# [Set task]
Copy nothing but the lines from the one containing "What does this" through the last line of the records, repeated exactly and without pictures.

# [Records supplied]
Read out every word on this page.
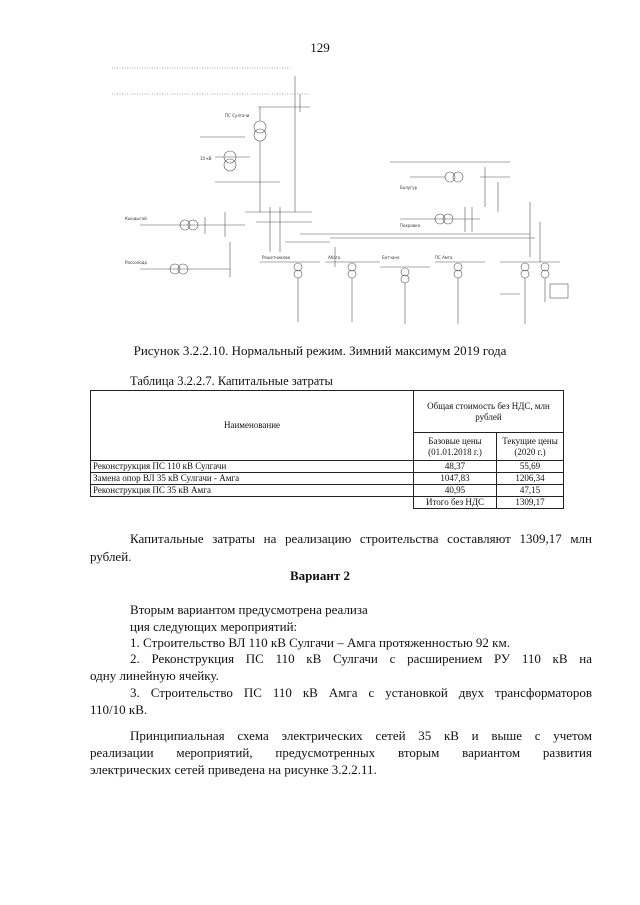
129
ПС Сулгачи
10 кВ
Кындыгай
Рассолода
Болугур
Покровка
Решетниково	Абага	Бетчане	ПС Амга
Рисунок 3.2.2.10. Нормальный режим. Зимний максимум 2019 года
Таблица 3.2.2.7. Капитальные затраты
Наименование	Общая стоимость без НДС, млн рублей	
	Базовые цены (01.01.2018 г.)	Текущие цены (2020 г.)
Реконструкция ПС 110 кВ Сулгачи	48,37	55,69
Замена опор ВЛ 35 кВ Сулгачи - Амга	1047,83	1206,34
Реконструкция ПС 35 кВ Амга	40,95	47,15
	Итого без НДС	1309,17
Капитальные затраты на реализацию строительства составляют 1309,17 млн
рублей.
Вариант 2
Вторым вариантом предусмотрена реализа
ция следующих мероприятий:
1. Строительство ВЛ 110 кВ Сулгачи – Амга протяженностью 92 км.
2. Реконструкция ПС 110 кВ Сулгачи с расширением РУ 110 кВ на
одну линейную ячейку.
3. Строительство ПС 110 кВ Амга с установкой двух трансформаторов
110/10 кВ.
Принципиальная схема электрических сетей 35 кВ и выше с учетом
реализации мероприятий, предусмотренных вторым вариантом развития
электрических сетей приведена на рисунке 3.2.2.11.
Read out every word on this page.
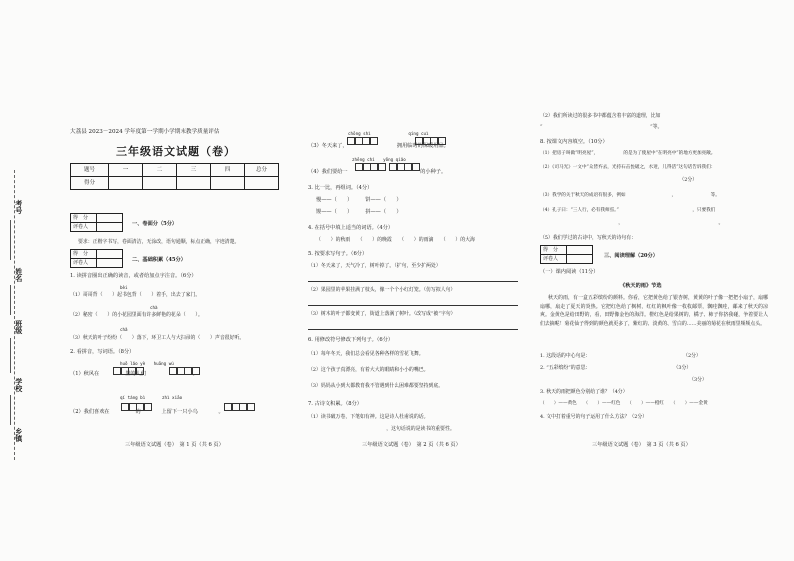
考号
姓名
班级
学校
乡镇
大荔县 2023－2024 学年度第一学期小学期末教学质量评估
三年级语文试题（卷）
题号	一	二	三	四	总分
得分					
得　分	
评卷人		一、卷面分（5分）
要求：正楷字书写，卷面清洁，无涂改，语句通顺，标点正确，字迹清楚。
得　分	
评卷人		二、基础积累（45分）
1. 读拼音圈出正确的读音，或者给加点字注音。（6分）
bèi
（1）哥哥背（　　）起书包背（　　）着手，出去了家门。
chà
（2）秘密（　　）的小花园里面有许多鲜艳的花朵（　　）。
chǎ
（3）秋天的叶子纷纷（　　）落下，环卫工人与大扫帚的（　　）声音很好听。
2. 看拼音，写词语。（8分）
huǒ lǎo yè　　huāng wú
（1）秋风在　　　　　里的人们　　　　　　　　　。
qí táng bì　　　　zhì xiāo
（2）我们喜欢在　　　　　的　　　　上留下一只小乌　　　　。
三年级语文试题（卷）　第 1 页（共 6 页）
chōng shì　　　　　　　　　qíng cuì
（3）冬天来了，　　　　　　　　　　拥用临时的保暖用品。
zhēng chí　　yǒng qiǎo
（4）我们要给一　　　　　　　　　　　　　　的小种子。
3. 比一比，再组词。（4分）
慢——（　　）　　　饼——（　　）
馒——（　　）　　　拼——（　　）
4. 在括号中填上适当的词语。（4分）
（　　）的秋雨　　（　　）的晚霞　　（　　）的雨滴　　（　　）的大海
5. 按要求写句子。（6分）
（1）冬天来了，天气冷了，树叶掉了。（扩句，至少扩两处）
（2）果园里的苹果挂满了枝头，像一个个小红灯笼。（仿写拟人句）
（3）树木的叶子都变黄了，街道上落满了树叶。（改写成“被”字句）
6. 用修改符号修改下列句子。（6分）
（1）每年冬天，我们总会看见各种各样的雪花飞舞。
（2）这个孩子真漂亮，有着大大的眼睛和小小的嘴巴。
（3）妈妈从小到大都教育我不管遇到什么困难都要坚持到底。
7. 古诗文积累。（8分）
（1）读书破万卷，下笔如有神。这是诗人杜甫说的话。
　　　　　　　　　　　　　　　　，这句话说的是读书的重要性。
三年级语文试题（卷）　第 2 页（共 6 页）
（2）我们所读过的很多书中都蕴含着丰富的道理，比如
“　　　　　　　　　　　　　　　　　　　　　　”等。
8. 按课文内容填空。（10分）
（1）把房子叫做“明亮屋”，　　　　　　的是为了使屋中“在明亮中”的地方更加亮敞。
（2）《司马光》一文中“众皆弃去，光持石击瓮破之，水迸，儿得活”这句话告诉我们：
　　　　　　　　　　　　　　　　　　　　　　　　　　　　　（2分）
（3）我学的关于秋天的成语有很多，例如　　　　　　　　　　，　　　　　　　　等。
（4）孔子曰：“三人行，必有我师焉。”　　　　　　　　　　　　　　　　，只要我们
　　　　　　　　　　　　　　　　，　　　　　　　　　　　　　　　　　　　　。
（5）我们学过的古诗中，写秋天的诗句有：
得　分	
评卷人		三、阅读理解（20分）
（一）课内阅读（11分）
《秋天的雨》节选
秋天的雨，有一盒五彩缤纷的颜料。你看，它把黄色给了银杏树，黄黄的叶子像一把把小扇子，扇哪扇哪，扇走了夏天的炎热。它把红色给了枫树，红红的枫叶像一枚枚邮票，飘哇飘哇，邮来了秋天的凉爽。金黄色是给田野的，看，田野像金色的海洋。橙红色是给果树的，橘子、柿子你挤我碰，争着要让人们去摘呢！菊花仙子得到的颜色就更多了，紫红的、淡黄的、雪白的……美丽的菊花在秋雨里频频点头。
1. 这段话的中心句是：　　　　　　　　　　　　　　　　　　　　（2分）
2. “五彩缤纷”的意思：　　　　　　　　　　　　　　　　　　（3分）
　　　　　　　　　　　　　　　　　　　　　　　　　　　　　　　（3分）
3. 秋天的雨把颜色分别给了谁？（4分）
（　　）——黄色　　（　　）——红色　　（　　）——橙红　　（　　）——金黄
4. 文中打着重号的句子运用了什么方法？（2分）
三年级语文试题（卷）　第 3 页（共 6 页）
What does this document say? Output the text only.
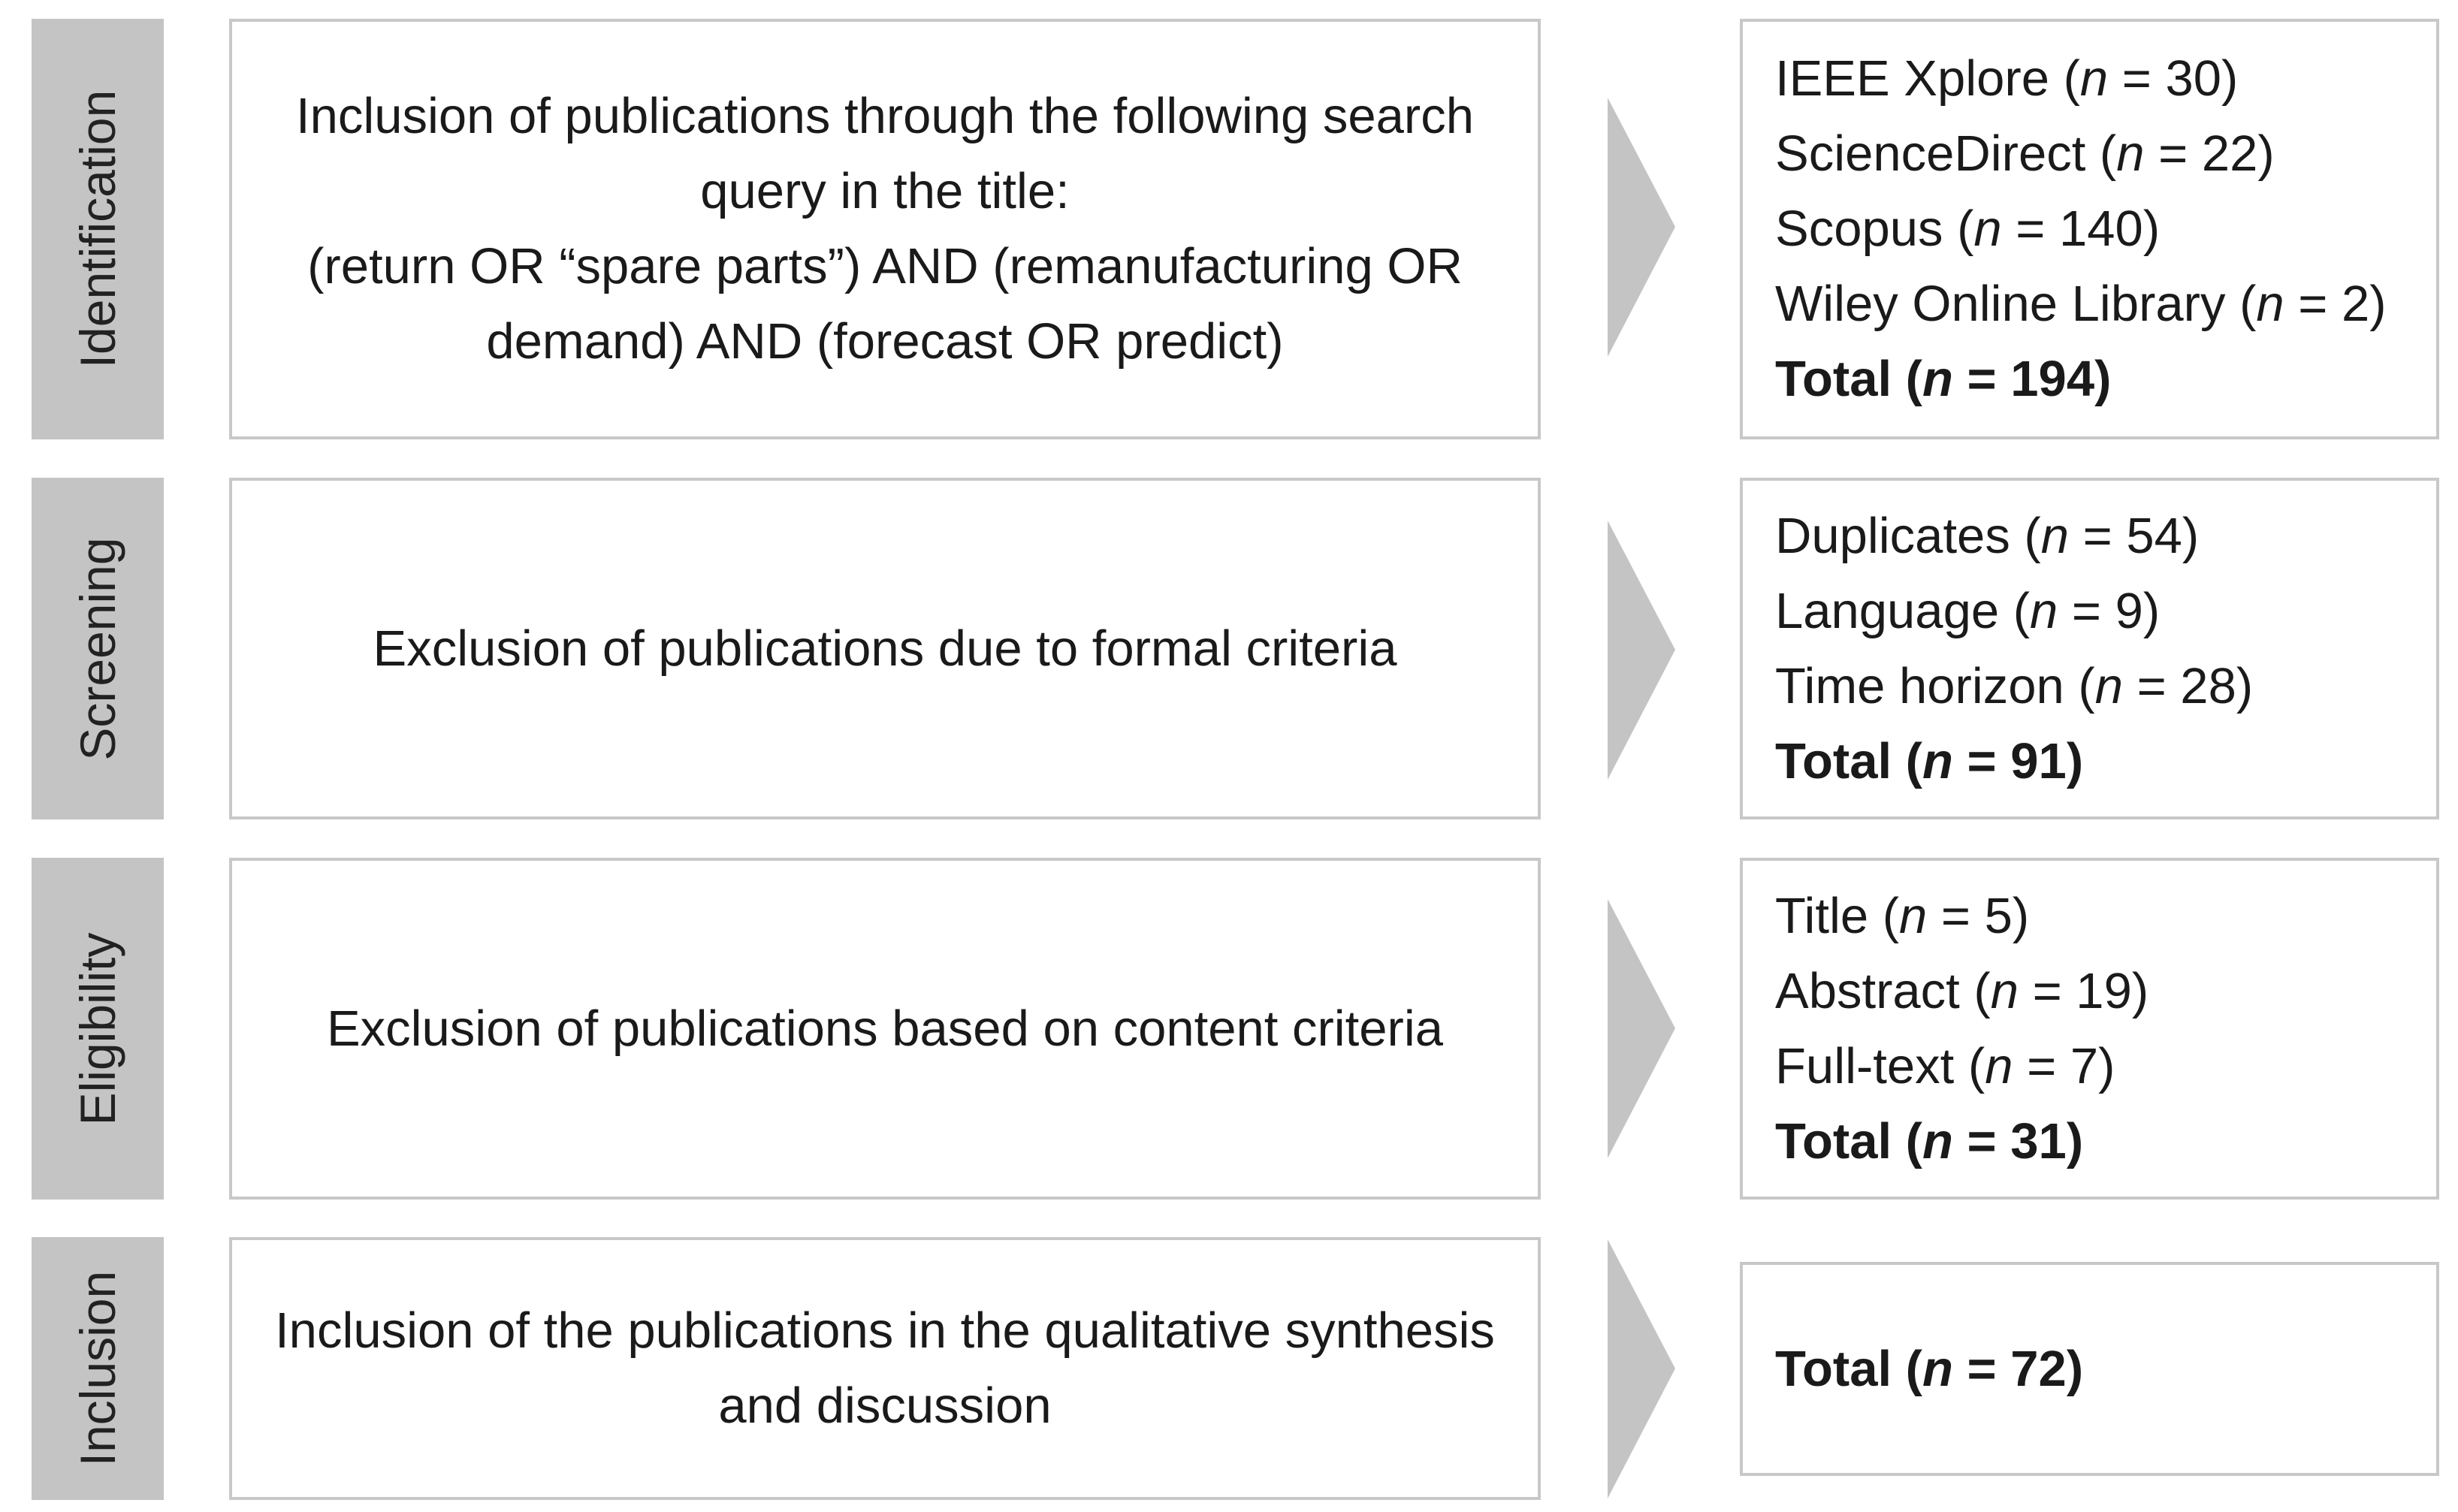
Identification	Inclusion of publications through the following search
query in the title:
(return OR “spare parts”) AND (remanufacturing OR
demand) AND (forecast OR predict)
IEEE Xplore (n = 30)
ScienceDirect (n = 22)
Scopus (n = 140)
Wiley Online Library (n = 2)
Total (n = 194)
Screening	Exclusion of publications due to formal criteria
Duplicates (n = 54)
Language (n = 9)
Time horizon (n = 28)
Total (n = 91)
Eligibility	Exclusion of publications based on content criteria
Title (n = 5)
Abstract (n = 19)
Full-text (n = 7)
Total (n = 31)
Inclusion	Inclusion of the publications in the qualitative synthesis
and discussion
Total (n = 72)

# [Correct answer]
What does this document say? Output the text only.
Identification	Inclusion of publications through the following search
query in the title:
(return OR “spare parts”) AND (remanufacturing OR
demand) AND (forecast OR predict)
IEEE Xplore (n = 30)
ScienceDirect (n = 22)
Scopus (n = 140)
Wiley Online Library (n = 2)
Total (n = 194)
Screening	Exclusion of publications due to formal criteria
Duplicates (n = 54)
Language (n = 9)
Time horizon (n = 28)
Total (n = 91)
Eligibility	Exclusion of publications based on content criteria
Title (n = 5)
Abstract (n = 19)
Full-text (n = 7)
Total (n = 31)
Inclusion	Inclusion of the publications in the qualitative synthesis
and discussion
Total (n = 72)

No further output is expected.